What is required: Reproduce the rows below verbatim, beginning at the line that contains "series-line-kclo3 (45, 252, 455, 437)" and ending after the line that contains "series-line-nacl (45, 287, 455, 323)".

Layout region rows
************

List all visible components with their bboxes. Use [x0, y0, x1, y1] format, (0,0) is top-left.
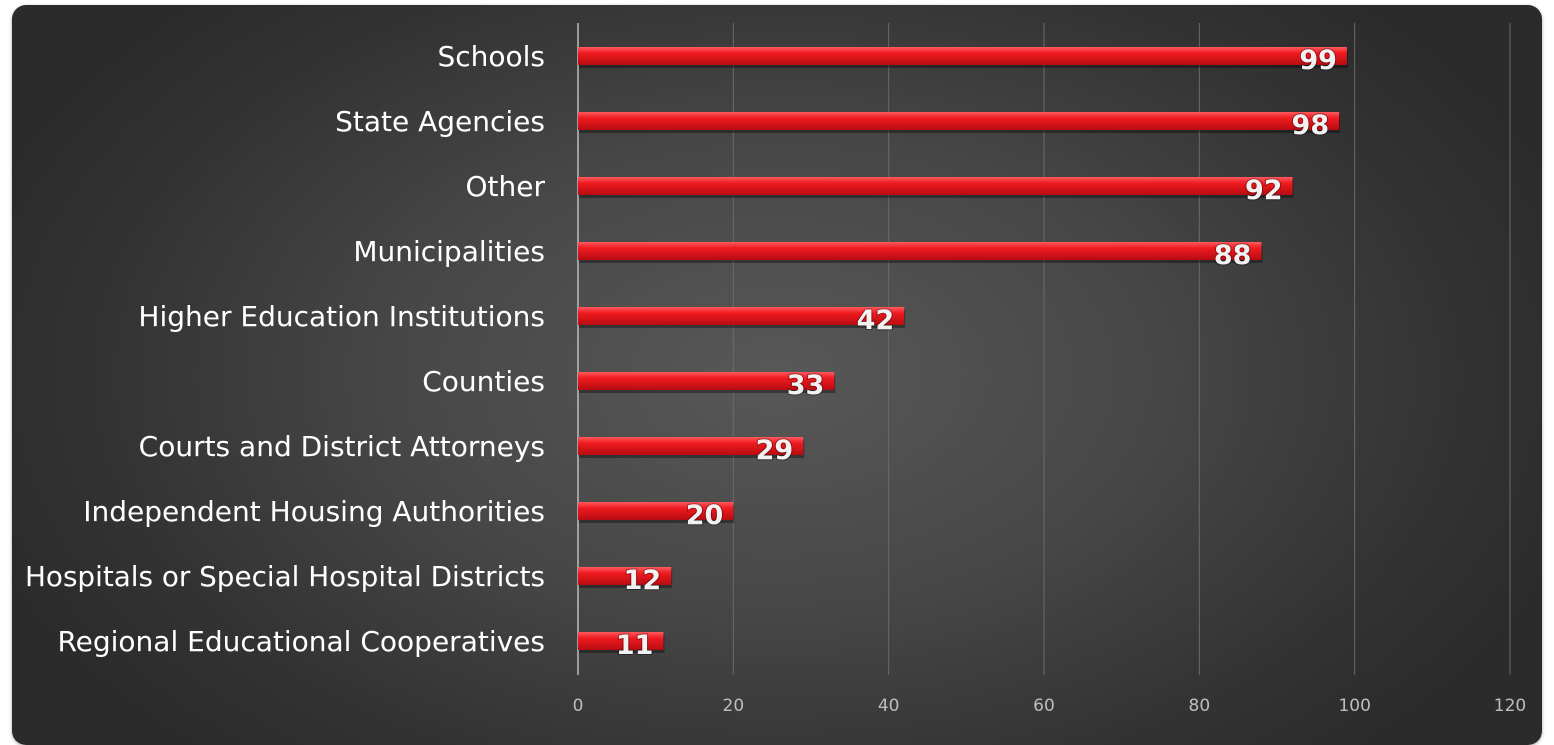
category-label: State Agencies [335, 105, 545, 138]
data-label: 11 [616, 630, 654, 661]
chart-card: Schools State Agencies Other Municipalities… [12, 5, 1542, 745]
bar [578, 567, 672, 585]
bar [578, 47, 1347, 65]
data-label: 12 [624, 565, 662, 596]
x-tick-label: 100 [1338, 696, 1370, 716]
category-label: Hospitals or Special Hospital Districts [25, 560, 545, 593]
x-tick-label: 20 [723, 696, 745, 716]
data-label: 20 [686, 500, 724, 531]
x-tick-labels: 0 20 40 60 80 100 120 [573, 696, 1527, 716]
bar [578, 437, 804, 455]
data-label: 33 [787, 370, 825, 401]
category-label: Schools [437, 40, 545, 73]
bar [578, 177, 1293, 195]
category-label: Municipalities [353, 235, 545, 268]
bar-chart: Schools State Agencies Other Municipalities… [25, 23, 1527, 716]
x-tick-label: 80 [1189, 696, 1211, 716]
category-label: Independent Housing Authorities [83, 495, 545, 528]
x-tick-label: 60 [1033, 696, 1055, 716]
data-label: 92 [1245, 175, 1283, 206]
bar [578, 242, 1262, 260]
bar [578, 307, 905, 325]
x-tick-label: 0 [573, 696, 584, 716]
data-label: 99 [1299, 45, 1337, 76]
x-tick-label: 40 [878, 696, 900, 716]
data-label: 29 [756, 435, 794, 466]
data-labels: 99 98 92 88 42 33 29 20 12 11 [615, 44, 1338, 662]
data-label: 42 [857, 305, 895, 336]
bar [578, 632, 664, 650]
bar [578, 112, 1340, 130]
category-label: Counties [422, 365, 545, 398]
gridlines [577, 23, 1511, 675]
bar [578, 502, 734, 520]
data-label: 88 [1214, 240, 1252, 271]
bar [578, 372, 835, 390]
category-label: Courts and District Attorneys [139, 430, 545, 463]
category-labels: Schools State Agencies Other Municipalities… [25, 40, 545, 658]
x-tick-label: 120 [1494, 696, 1526, 716]
bars [578, 47, 1348, 653]
category-label: Higher Education Institutions [138, 300, 545, 333]
category-label: Regional Educational Cooperatives [57, 625, 545, 658]
category-label: Other [465, 170, 545, 203]
data-label: 98 [1292, 110, 1330, 141]
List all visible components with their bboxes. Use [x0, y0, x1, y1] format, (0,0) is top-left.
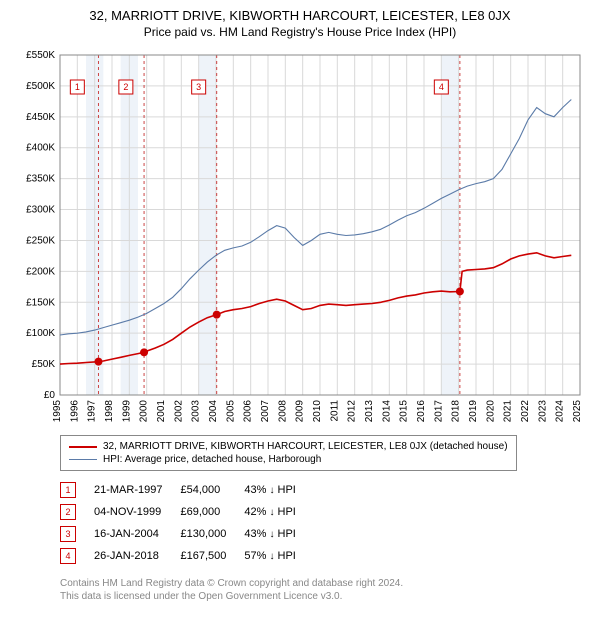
- sale-index: 2: [60, 501, 94, 523]
- svg-text:£250K: £250K: [26, 235, 55, 246]
- svg-text:2007: 2007: [260, 400, 271, 423]
- svg-text:£550K: £550K: [26, 50, 55, 61]
- sale-delta: 57% ↓ HPI: [244, 545, 313, 567]
- legend-label: 32, MARRIOTT DRIVE, KIBWORTH HARCOURT, L…: [103, 441, 508, 452]
- svg-text:£500K: £500K: [26, 81, 55, 92]
- svg-text:2023: 2023: [537, 400, 548, 423]
- svg-text:2016: 2016: [416, 400, 427, 423]
- svg-text:£0: £0: [44, 390, 56, 401]
- svg-text:£200K: £200K: [26, 266, 55, 277]
- sale-date: 16-JAN-2004: [94, 523, 180, 545]
- sale-date: 26-JAN-2018: [94, 545, 180, 567]
- svg-text:£450K: £450K: [26, 112, 55, 123]
- svg-text:2004: 2004: [208, 400, 219, 423]
- svg-text:£100K: £100K: [26, 328, 55, 339]
- svg-text:2010: 2010: [312, 400, 323, 423]
- svg-text:2024: 2024: [555, 400, 566, 423]
- svg-text:2012: 2012: [347, 400, 358, 423]
- svg-text:2002: 2002: [173, 400, 184, 423]
- chart-plot: £0 £50K £100K £150K £200K £250K £300K £350K £400…: [10, 45, 590, 425]
- sale-index: 1: [60, 479, 94, 501]
- sale-price: £54,000: [180, 479, 244, 501]
- svg-text:2009: 2009: [295, 400, 306, 423]
- sale-date: 21-MAR-1997: [94, 479, 180, 501]
- svg-text:2018: 2018: [451, 400, 462, 423]
- svg-text:2019: 2019: [468, 400, 479, 423]
- line-chart-svg: £0 £50K £100K £150K £200K £250K £300K £350K £400…: [10, 45, 590, 425]
- svg-text:2001: 2001: [156, 400, 167, 423]
- table-row: 204-NOV-1999£69,00042% ↓ HPI: [60, 501, 314, 523]
- table-row: 426-JAN-2018£167,50057% ↓ HPI: [60, 545, 314, 567]
- svg-text:2008: 2008: [277, 400, 288, 423]
- sale-delta: 43% ↓ HPI: [244, 523, 313, 545]
- svg-text:2: 2: [123, 82, 128, 92]
- legend-swatch: [69, 446, 97, 448]
- svg-text:1997: 1997: [87, 400, 98, 423]
- sale-price: £130,000: [180, 523, 244, 545]
- chart-card: 32, MARRIOTT DRIVE, KIBWORTH HARCOURT, L…: [0, 0, 600, 613]
- footer-line-2: This data is licensed under the Open Gov…: [60, 590, 590, 603]
- svg-text:2025: 2025: [572, 400, 583, 423]
- svg-text:£50K: £50K: [32, 359, 56, 370]
- sale-index: 4: [60, 545, 94, 567]
- svg-text:1: 1: [75, 82, 80, 92]
- sale-price: £167,500: [180, 545, 244, 567]
- chart-subtitle: Price paid vs. HM Land Registry's House …: [10, 25, 590, 39]
- svg-text:1995: 1995: [52, 400, 63, 423]
- svg-text:£400K: £400K: [26, 143, 55, 154]
- svg-text:2011: 2011: [329, 400, 340, 422]
- svg-text:3: 3: [196, 82, 201, 92]
- chart-title: 32, MARRIOTT DRIVE, KIBWORTH HARCOURT, L…: [10, 8, 590, 23]
- svg-text:£350K: £350K: [26, 174, 55, 185]
- svg-text:2005: 2005: [225, 400, 236, 423]
- svg-text:1996: 1996: [69, 400, 80, 423]
- sale-date: 04-NOV-1999: [94, 501, 180, 523]
- svg-text:1998: 1998: [104, 400, 115, 423]
- legend-label: HPI: Average price, detached house, Harb…: [103, 454, 321, 465]
- svg-text:2020: 2020: [485, 400, 496, 423]
- svg-text:2022: 2022: [520, 400, 531, 423]
- sale-index: 3: [60, 523, 94, 545]
- attribution-footer: Contains HM Land Registry data © Crown c…: [60, 577, 590, 603]
- legend-swatch: [69, 459, 97, 460]
- legend-item: 32, MARRIOTT DRIVE, KIBWORTH HARCOURT, L…: [69, 440, 508, 453]
- sale-price: £69,000: [180, 501, 244, 523]
- legend: 32, MARRIOTT DRIVE, KIBWORTH HARCOURT, L…: [60, 435, 517, 471]
- svg-text:£150K: £150K: [26, 297, 55, 308]
- sales-table: 121-MAR-1997£54,00043% ↓ HPI204-NOV-1999…: [60, 479, 314, 567]
- sale-delta: 42% ↓ HPI: [244, 501, 313, 523]
- legend-item: HPI: Average price, detached house, Harb…: [69, 453, 508, 466]
- svg-text:2015: 2015: [399, 400, 410, 423]
- svg-text:2000: 2000: [139, 400, 150, 423]
- svg-text:2021: 2021: [503, 400, 514, 423]
- svg-text:4: 4: [439, 82, 444, 92]
- sale-delta: 43% ↓ HPI: [244, 479, 313, 501]
- table-row: 121-MAR-1997£54,00043% ↓ HPI: [60, 479, 314, 501]
- svg-text:1999: 1999: [121, 400, 132, 423]
- svg-text:2003: 2003: [191, 400, 202, 423]
- svg-text:2014: 2014: [381, 400, 392, 423]
- table-row: 316-JAN-2004£130,00043% ↓ HPI: [60, 523, 314, 545]
- footer-line-1: Contains HM Land Registry data © Crown c…: [60, 577, 590, 590]
- svg-text:£300K: £300K: [26, 205, 55, 216]
- svg-text:2006: 2006: [243, 400, 254, 423]
- svg-text:2013: 2013: [364, 400, 375, 423]
- svg-text:2017: 2017: [433, 400, 444, 423]
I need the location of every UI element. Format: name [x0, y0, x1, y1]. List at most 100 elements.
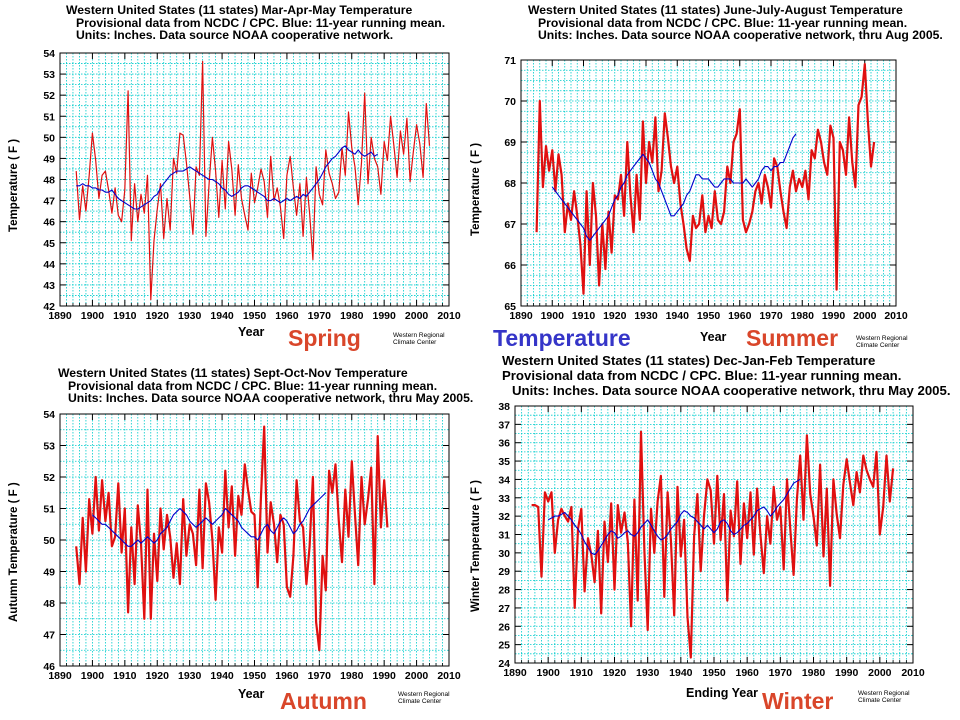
x-tick-label: 1960: [275, 310, 299, 322]
y-tick-label: 46: [43, 661, 55, 673]
x-tick-label: 1970: [308, 670, 332, 682]
x-tick-label: 1900: [541, 310, 565, 322]
y-tick-label: 50: [43, 132, 55, 144]
x-tick-label: 1950: [243, 310, 267, 322]
x-tick-label: 1930: [178, 670, 202, 682]
credit-label: Western Regional Climate Center: [398, 691, 450, 705]
y-axis-label: Temperature ( F ): [8, 138, 20, 232]
x-tick-label: 1980: [340, 310, 364, 322]
x-tick-label: 1970: [308, 310, 332, 322]
x-tick-label: 1990: [835, 667, 859, 679]
x-tick-label: 1950: [697, 310, 721, 322]
x-tick-label: 1980: [802, 667, 826, 679]
plot-autumn: 1890 1900 1910 1920 1930 1940 1950 1960 1970 1980…: [43, 409, 461, 682]
x-axis-label: Ending Year: [686, 686, 759, 700]
x-tick-label: 1930: [636, 667, 660, 679]
y-tick-label: 51: [43, 504, 55, 516]
y-tick-label: 28: [498, 585, 510, 597]
x-tick-label: 2000: [868, 667, 892, 679]
x-tick-label: 2010: [437, 310, 461, 322]
title-line-3: Units: Inches. Data source NOAA cooperat…: [68, 391, 474, 405]
y-tick-label: 70: [504, 96, 516, 108]
title-line-1: Western United States (11 states) Mar-Ap…: [66, 3, 413, 17]
y-tick-label: 66: [504, 260, 516, 272]
x-tick-label: 1890: [509, 310, 533, 322]
y-tick-label: 48: [43, 598, 55, 610]
y-tick-label: 24: [498, 658, 510, 670]
plot-area: [515, 406, 913, 663]
label-temperature: Temperature: [493, 325, 631, 351]
plot-area: [60, 53, 449, 306]
y-tick-label: 31: [498, 530, 510, 542]
x-tick-label: 1960: [728, 310, 752, 322]
plot-summer: 1890 1900 1910 1920 1930 1940 1950 1960 1970 1980…: [504, 55, 908, 322]
x-tick-label: 1890: [503, 667, 527, 679]
x-tick-label: 1890: [48, 310, 72, 322]
series-line-running-mean: [551, 133, 797, 241]
x-tick-label: 1930: [634, 310, 658, 322]
chart-title: Western United States (11 states) Mar-Ap…: [66, 4, 445, 42]
x-tick-label: 2010: [437, 670, 461, 682]
x-tick-label: 1910: [113, 670, 137, 682]
title-line-3: Units: Inches. Data source NOAA cooperat…: [512, 383, 951, 398]
title-line-1: Western United States (11 states) Dec-Ja…: [502, 353, 876, 368]
plot-area: [60, 414, 449, 666]
series-line-running-mean: [547, 478, 801, 556]
x-tick-label: 1900: [81, 310, 105, 322]
y-tick-label: 54: [43, 409, 55, 421]
season-label-spring: Spring: [288, 325, 361, 351]
title-line-1: Western United States (11 states) Sept-O…: [58, 366, 408, 380]
plot-frame: [520, 59, 897, 307]
title-line-2: Provisional data from NCDC / CPC. Blue: …: [68, 378, 438, 393]
y-tick-label: 36: [498, 438, 510, 450]
credit-label: Western Regional Climate Center: [393, 332, 445, 346]
x-tick-label: 1930: [178, 310, 202, 322]
y-tick-label: 49: [43, 567, 55, 579]
series-line-annual: [531, 430, 895, 659]
y-axis-label: Temperature ( F ): [470, 142, 482, 236]
x-tick-label: 2010: [884, 310, 908, 322]
x-tick-label: 1920: [603, 667, 627, 679]
season-label-summer: Summer: [746, 325, 839, 351]
y-tick-label: 68: [504, 178, 516, 190]
y-tick-label: 65: [504, 301, 516, 313]
y-tick-label: 67: [504, 219, 516, 231]
plot-frame: [59, 52, 450, 307]
x-tick-label: 2000: [853, 310, 877, 322]
x-tick-label: 1940: [210, 310, 234, 322]
series-line-annual: [75, 60, 431, 301]
y-tick-label: 27: [498, 603, 510, 615]
y-tick-label: 52: [43, 472, 55, 484]
x-tick-label: 1980: [791, 310, 815, 322]
x-tick-label: 1940: [666, 310, 690, 322]
y-tick-label: 53: [43, 441, 55, 453]
title-line-3: Units: Inches. Data source NOAA cooperat…: [538, 28, 943, 42]
y-tick-label: 26: [498, 621, 510, 633]
title-line-3: Units: Inches. Data source NOAA cooperat…: [76, 28, 394, 42]
plot-frame: [59, 413, 450, 667]
x-tick-label: 1990: [822, 310, 846, 322]
y-tick-label: 50: [43, 535, 55, 547]
x-axis-label: Year: [238, 325, 265, 339]
y-tick-label: 37: [498, 419, 510, 431]
title-line-1: Western United States (11 states) June-J…: [528, 3, 903, 17]
y-tick-label: 52: [43, 90, 55, 102]
y-tick-label: 47: [43, 630, 55, 642]
x-tick-label: 1990: [372, 670, 396, 682]
x-tick-label: 1920: [146, 670, 170, 682]
series-line-running-mean: [92, 492, 327, 547]
y-tick-label: 47: [43, 196, 55, 208]
x-tick-label: 1900: [81, 670, 105, 682]
y-tick-label: 71: [504, 55, 516, 67]
y-tick-label: 32: [498, 511, 510, 523]
title-line-2: Provisional data from NCDC / CPC. Blue: …: [502, 368, 902, 383]
chart-title: Western United States (11 states) Dec-Ja…: [502, 353, 950, 398]
y-tick-label: 49: [43, 153, 55, 165]
title-line-2: Provisional data from NCDC / CPC. Blue: …: [76, 15, 446, 30]
x-tick-label: 1950: [243, 670, 267, 682]
plot-area: [521, 60, 896, 306]
x-tick-label: 2010: [901, 667, 925, 679]
x-tick-label: 1910: [570, 667, 594, 679]
x-tick-label: 1940: [669, 667, 693, 679]
x-tick-label: 1920: [603, 310, 627, 322]
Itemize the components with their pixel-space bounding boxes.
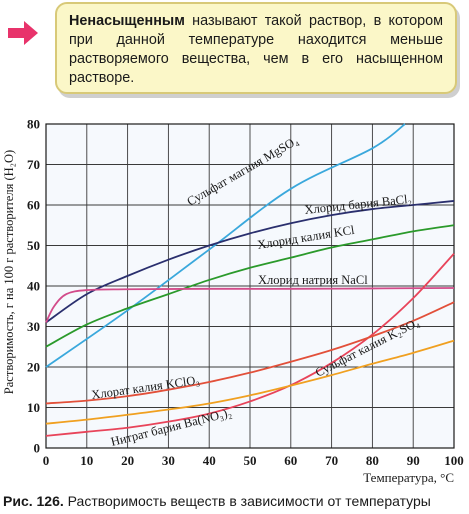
series-line-kclo3 (45, 252, 455, 437)
x-tick-label: 20 (121, 453, 134, 468)
x-tick-label: 80 (366, 453, 379, 468)
y-tick-label: 10 (27, 400, 40, 415)
x-tick-label: 40 (203, 453, 216, 468)
definition-term: Ненасыщенным (69, 13, 185, 29)
x-tick-label: 60 (284, 453, 297, 468)
y-tick-label: 60 (27, 198, 40, 213)
chart-svg: 0 10 20 30 40 50 60 70 80 90 100 0 10 20 30 40 50 60 70 80 Т… (2, 117, 464, 486)
y-tick-label: 20 (27, 360, 40, 375)
series-line-kcl (45, 224, 455, 348)
series-line-nacl (45, 287, 455, 323)
x-tick-label: 10 (80, 453, 93, 468)
pointer-arrow-icon (8, 21, 38, 45)
x-tick-label: 100 (444, 453, 464, 468)
caption-text: Растворимость веществ в зависимости от т… (63, 493, 431, 509)
x-tick-label: 30 (162, 453, 175, 468)
plot-frame (45, 123, 455, 449)
curve-label-nacl: Хлорид натрия NaCl (258, 273, 368, 287)
x-tick-label: 70 (325, 453, 338, 468)
x-tick-label: 0 (43, 453, 50, 468)
caption-label: Рис. 126. (3, 493, 64, 509)
definition-text: называют такой раствор, в котором при да… (69, 13, 443, 86)
y-tick-label: 0 (34, 441, 41, 456)
series-line-bacl2 (45, 200, 455, 324)
x-axis-label: Температура, °C (363, 470, 454, 485)
figure-caption: Рис. 126. Растворимость веществ в зависи… (3, 493, 469, 509)
y-tick-label: 80 (27, 117, 40, 132)
series-line-k2so4 (45, 301, 455, 405)
y-tick-label: 30 (27, 319, 40, 334)
series-line-bano3 (45, 339, 455, 425)
series-line-mgso4 (45, 123, 406, 368)
y-tick-label: 40 (27, 279, 40, 294)
y-axis-label: Растворимость, г на 100 г растворителя (… (2, 150, 16, 394)
x-tick-label: 90 (407, 453, 420, 468)
y-tick-label: 50 (27, 238, 40, 253)
x-tick-label: 50 (244, 453, 257, 468)
y-tick-label: 70 (27, 157, 40, 172)
definition-box: Ненасыщенным называют такой раствор, в к… (55, 2, 457, 94)
solubility-chart: 0 10 20 30 40 50 60 70 80 90 100 0 10 20 30 40 50 60 70 80 Т… (0, 110, 469, 494)
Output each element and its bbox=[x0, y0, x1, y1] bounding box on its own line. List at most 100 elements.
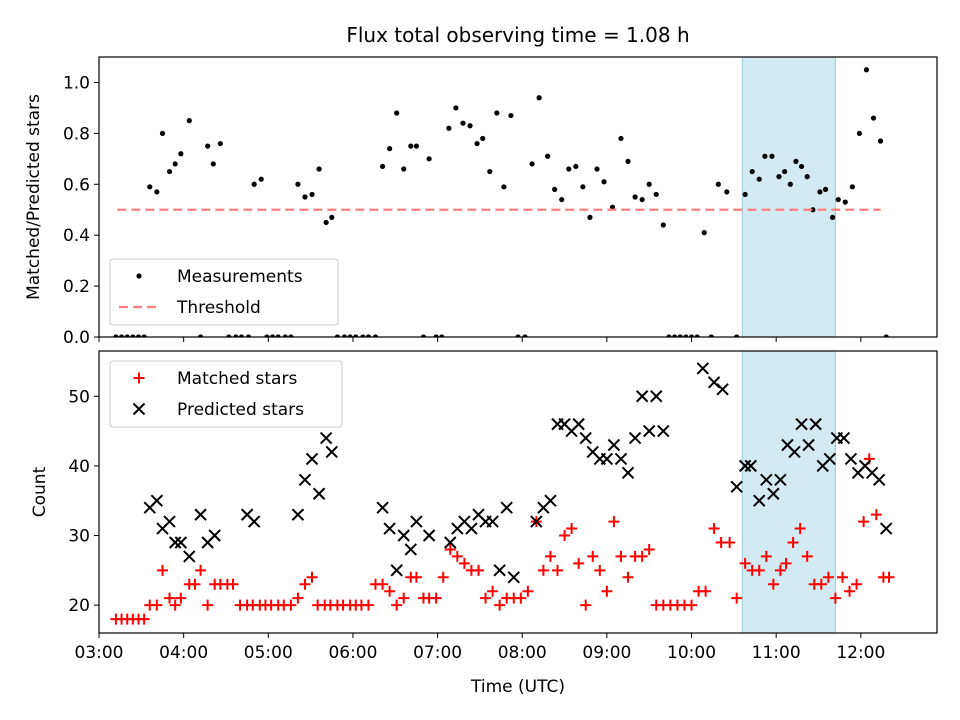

************

Response to this exercise:
series-line-kclo3 (45, 252, 455, 437)
x-tick-label: 20 (121, 453, 134, 468)
x-tick-label: 80 (366, 453, 379, 468)
y-tick-label: 10 (27, 400, 40, 415)
x-tick-label: 40 (203, 453, 216, 468)
definition-term: Ненасыщенным (69, 13, 185, 29)
x-tick-label: 60 (284, 453, 297, 468)
y-tick-label: 60 (27, 198, 40, 213)
chart-svg: 0 10 20 30 40 50 60 70 80 90 100 0 10 20 30 40 50 60 70 80 Т… (2, 117, 464, 486)
y-tick-label: 20 (27, 360, 40, 375)
series-line-kcl (45, 224, 455, 348)
series-line-nacl (45, 287, 455, 323)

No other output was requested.